### INSTRUCTIONS TO FOLLOW
Nothing but the lines from the one containing "What data populates" to the end of the data should be returned, each exactly as written.

====== PROVIDED RECORDS

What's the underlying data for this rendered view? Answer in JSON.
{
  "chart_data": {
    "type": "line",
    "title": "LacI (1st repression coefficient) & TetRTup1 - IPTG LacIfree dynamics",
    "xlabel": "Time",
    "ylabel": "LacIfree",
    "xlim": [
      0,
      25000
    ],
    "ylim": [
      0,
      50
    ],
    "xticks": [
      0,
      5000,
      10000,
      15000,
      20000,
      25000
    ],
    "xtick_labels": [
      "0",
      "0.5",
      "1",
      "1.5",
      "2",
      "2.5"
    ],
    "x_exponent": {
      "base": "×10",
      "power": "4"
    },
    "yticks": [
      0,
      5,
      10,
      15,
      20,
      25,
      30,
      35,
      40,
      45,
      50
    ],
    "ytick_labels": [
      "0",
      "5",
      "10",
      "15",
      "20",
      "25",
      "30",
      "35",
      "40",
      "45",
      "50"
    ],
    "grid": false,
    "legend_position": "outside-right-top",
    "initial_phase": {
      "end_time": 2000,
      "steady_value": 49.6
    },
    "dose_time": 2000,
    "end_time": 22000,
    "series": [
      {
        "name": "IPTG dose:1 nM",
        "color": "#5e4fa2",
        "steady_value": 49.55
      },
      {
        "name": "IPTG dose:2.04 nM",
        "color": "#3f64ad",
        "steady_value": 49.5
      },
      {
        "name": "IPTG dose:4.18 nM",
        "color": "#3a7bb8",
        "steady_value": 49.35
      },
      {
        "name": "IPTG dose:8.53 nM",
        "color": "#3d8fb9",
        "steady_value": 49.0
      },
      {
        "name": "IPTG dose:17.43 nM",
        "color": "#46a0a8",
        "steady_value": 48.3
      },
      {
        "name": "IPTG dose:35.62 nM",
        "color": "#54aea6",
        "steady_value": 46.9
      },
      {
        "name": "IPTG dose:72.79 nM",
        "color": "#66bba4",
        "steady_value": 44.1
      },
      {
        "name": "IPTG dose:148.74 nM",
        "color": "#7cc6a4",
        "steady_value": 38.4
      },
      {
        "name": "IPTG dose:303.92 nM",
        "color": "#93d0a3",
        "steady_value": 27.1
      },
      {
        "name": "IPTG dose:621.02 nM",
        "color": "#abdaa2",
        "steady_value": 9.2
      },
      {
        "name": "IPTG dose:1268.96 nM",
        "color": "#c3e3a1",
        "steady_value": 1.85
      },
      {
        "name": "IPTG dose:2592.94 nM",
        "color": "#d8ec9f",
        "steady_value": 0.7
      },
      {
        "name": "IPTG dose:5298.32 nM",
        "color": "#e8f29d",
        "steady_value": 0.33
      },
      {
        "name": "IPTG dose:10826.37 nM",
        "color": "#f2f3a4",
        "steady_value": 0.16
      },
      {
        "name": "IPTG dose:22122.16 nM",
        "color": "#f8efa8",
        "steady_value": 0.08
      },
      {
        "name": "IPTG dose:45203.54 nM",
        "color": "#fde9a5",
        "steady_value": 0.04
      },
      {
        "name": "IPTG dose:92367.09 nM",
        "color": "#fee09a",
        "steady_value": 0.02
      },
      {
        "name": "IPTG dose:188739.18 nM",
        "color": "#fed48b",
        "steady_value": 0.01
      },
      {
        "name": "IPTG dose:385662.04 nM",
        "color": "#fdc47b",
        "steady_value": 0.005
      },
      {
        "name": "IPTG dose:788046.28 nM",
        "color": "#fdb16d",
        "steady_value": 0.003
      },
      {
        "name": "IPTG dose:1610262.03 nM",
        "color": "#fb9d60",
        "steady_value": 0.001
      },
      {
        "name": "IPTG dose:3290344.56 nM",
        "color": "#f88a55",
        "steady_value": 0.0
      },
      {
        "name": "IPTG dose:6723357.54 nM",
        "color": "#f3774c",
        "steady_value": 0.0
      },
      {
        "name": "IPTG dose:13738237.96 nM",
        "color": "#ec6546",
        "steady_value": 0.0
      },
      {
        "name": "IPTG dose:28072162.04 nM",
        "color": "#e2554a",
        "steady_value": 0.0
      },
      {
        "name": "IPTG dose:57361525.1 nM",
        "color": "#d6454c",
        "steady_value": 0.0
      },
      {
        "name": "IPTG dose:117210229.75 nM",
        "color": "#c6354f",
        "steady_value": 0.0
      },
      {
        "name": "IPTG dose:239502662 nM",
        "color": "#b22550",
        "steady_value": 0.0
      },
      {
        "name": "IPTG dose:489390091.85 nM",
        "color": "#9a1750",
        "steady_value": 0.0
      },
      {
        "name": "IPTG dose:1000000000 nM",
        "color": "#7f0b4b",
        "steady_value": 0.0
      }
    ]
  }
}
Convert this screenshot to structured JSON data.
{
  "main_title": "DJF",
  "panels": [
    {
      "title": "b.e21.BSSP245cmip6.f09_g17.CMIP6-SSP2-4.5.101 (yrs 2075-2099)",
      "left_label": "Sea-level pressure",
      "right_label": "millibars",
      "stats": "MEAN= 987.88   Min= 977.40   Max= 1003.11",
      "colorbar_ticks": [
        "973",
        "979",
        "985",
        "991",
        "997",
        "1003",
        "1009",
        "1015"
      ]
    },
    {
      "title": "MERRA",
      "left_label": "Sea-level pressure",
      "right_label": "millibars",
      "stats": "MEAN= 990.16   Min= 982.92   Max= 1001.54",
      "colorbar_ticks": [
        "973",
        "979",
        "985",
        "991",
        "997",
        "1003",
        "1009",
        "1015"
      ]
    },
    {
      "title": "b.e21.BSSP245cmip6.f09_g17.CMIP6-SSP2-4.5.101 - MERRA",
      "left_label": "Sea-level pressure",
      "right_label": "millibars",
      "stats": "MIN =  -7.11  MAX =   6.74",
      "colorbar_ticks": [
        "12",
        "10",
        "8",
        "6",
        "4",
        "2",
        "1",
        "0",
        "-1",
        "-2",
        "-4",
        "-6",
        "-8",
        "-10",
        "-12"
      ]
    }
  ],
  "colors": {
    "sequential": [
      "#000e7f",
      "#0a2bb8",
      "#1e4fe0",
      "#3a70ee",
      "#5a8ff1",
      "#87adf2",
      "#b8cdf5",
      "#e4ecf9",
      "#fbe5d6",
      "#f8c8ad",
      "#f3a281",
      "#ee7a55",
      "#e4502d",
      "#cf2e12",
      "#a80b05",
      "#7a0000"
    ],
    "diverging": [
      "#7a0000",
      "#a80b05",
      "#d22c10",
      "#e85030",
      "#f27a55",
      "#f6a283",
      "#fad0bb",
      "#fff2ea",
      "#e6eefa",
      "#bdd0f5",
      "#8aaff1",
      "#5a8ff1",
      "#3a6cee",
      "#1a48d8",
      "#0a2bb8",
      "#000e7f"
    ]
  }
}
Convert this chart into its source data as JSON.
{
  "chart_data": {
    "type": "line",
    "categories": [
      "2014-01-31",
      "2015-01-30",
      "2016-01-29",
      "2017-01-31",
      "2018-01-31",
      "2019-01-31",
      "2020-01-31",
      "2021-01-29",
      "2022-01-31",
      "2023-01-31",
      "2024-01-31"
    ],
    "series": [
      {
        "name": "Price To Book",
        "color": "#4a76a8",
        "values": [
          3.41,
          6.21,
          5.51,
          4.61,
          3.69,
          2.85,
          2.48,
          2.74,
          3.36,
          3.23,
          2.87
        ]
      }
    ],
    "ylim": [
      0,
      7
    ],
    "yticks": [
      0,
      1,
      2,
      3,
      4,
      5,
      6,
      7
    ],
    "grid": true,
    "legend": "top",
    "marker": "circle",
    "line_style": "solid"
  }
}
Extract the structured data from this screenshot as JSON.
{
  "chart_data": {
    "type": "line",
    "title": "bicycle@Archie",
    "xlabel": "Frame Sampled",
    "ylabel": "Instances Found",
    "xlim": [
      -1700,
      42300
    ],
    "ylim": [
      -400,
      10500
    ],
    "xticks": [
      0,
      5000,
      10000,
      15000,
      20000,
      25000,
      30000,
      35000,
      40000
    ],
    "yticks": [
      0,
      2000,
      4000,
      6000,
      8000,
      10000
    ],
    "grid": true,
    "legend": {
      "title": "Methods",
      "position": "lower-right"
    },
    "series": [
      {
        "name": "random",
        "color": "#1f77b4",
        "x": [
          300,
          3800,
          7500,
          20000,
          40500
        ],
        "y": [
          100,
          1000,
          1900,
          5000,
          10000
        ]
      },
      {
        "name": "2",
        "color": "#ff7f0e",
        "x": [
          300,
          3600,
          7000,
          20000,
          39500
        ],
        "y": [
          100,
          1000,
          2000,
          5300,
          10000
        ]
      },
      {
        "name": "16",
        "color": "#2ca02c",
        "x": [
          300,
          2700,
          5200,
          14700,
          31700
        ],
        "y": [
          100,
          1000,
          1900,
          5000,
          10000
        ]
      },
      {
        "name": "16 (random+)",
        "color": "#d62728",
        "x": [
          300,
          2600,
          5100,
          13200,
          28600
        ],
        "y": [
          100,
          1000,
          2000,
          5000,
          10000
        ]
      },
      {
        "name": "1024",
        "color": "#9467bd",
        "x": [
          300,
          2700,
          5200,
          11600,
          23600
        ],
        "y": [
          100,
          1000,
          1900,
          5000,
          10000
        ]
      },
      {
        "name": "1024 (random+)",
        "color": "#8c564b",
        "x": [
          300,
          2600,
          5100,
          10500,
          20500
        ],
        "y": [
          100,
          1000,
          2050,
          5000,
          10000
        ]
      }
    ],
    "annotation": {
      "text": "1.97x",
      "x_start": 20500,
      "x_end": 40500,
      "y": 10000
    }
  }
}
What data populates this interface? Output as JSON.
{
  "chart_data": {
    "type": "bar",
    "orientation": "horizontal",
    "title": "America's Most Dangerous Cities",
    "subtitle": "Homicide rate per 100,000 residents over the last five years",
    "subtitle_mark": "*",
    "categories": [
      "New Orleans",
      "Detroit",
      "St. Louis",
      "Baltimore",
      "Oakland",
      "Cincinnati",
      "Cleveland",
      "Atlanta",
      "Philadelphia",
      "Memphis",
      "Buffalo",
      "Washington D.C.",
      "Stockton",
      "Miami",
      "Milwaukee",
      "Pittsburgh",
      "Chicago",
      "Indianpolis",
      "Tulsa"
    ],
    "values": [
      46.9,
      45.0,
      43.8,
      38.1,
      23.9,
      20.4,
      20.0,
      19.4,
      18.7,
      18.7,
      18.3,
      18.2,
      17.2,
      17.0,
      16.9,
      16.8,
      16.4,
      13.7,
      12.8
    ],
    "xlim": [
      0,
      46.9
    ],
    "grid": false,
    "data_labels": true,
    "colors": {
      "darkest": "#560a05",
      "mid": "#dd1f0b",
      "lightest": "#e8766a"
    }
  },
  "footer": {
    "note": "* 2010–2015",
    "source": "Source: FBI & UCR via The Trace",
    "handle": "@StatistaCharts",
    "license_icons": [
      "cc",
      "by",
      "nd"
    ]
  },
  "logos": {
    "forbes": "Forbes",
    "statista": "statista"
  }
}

============

### THE SOLUTION
What data populates this interface? Output as JSON.
{
  "chart_data": {
    "type": "bar",
    "orientation": "horizontal",
    "title": "America's Most Dangerous Cities",
    "subtitle": "Homicide rate per 100,000 residents over the last five years",
    "subtitle_mark": "*",
    "categories": [
      "New Orleans",
      "Detroit",
      "St. Louis",
      "Baltimore",
      "Oakland",
      "Cincinnati",
      "Cleveland",
      "Atlanta",
      "Philadelphia",
      "Memphis",
      "Buffalo",
      "Washington D.C.",
      "Stockton",
      "Miami",
      "Milwaukee",
      "Pittsburgh",
      "Chicago",
      "Indianpolis",
      "Tulsa"
    ],
    "values": [
      46.9,
      45.0,
      43.8,
      38.1,
      23.9,
      20.4,
      20.0,
      19.4,
      18.7,
      18.7,
      18.3,
      18.2,
      17.2,
      17.0,
      16.9,
      16.8,
      16.4,
      13.7,
      12.8
    ],
    "xlim": [
      0,
      46.9
    ],
    "grid": false,
    "data_labels": true,
    "colors": {
      "darkest": "#560a05",
      "mid": "#dd1f0b",
      "lightest": "#e8766a"
    }
  },
  "footer": {
    "note": "* 2010–2015",
    "source": "Source: FBI & UCR via The Trace",
    "handle": "@StatistaCharts",
    "license_icons": [
      "cc",
      "by",
      "nd"
    ]
  },
  "logos": {
    "forbes": "Forbes",
    "statista": "statista"
  }
}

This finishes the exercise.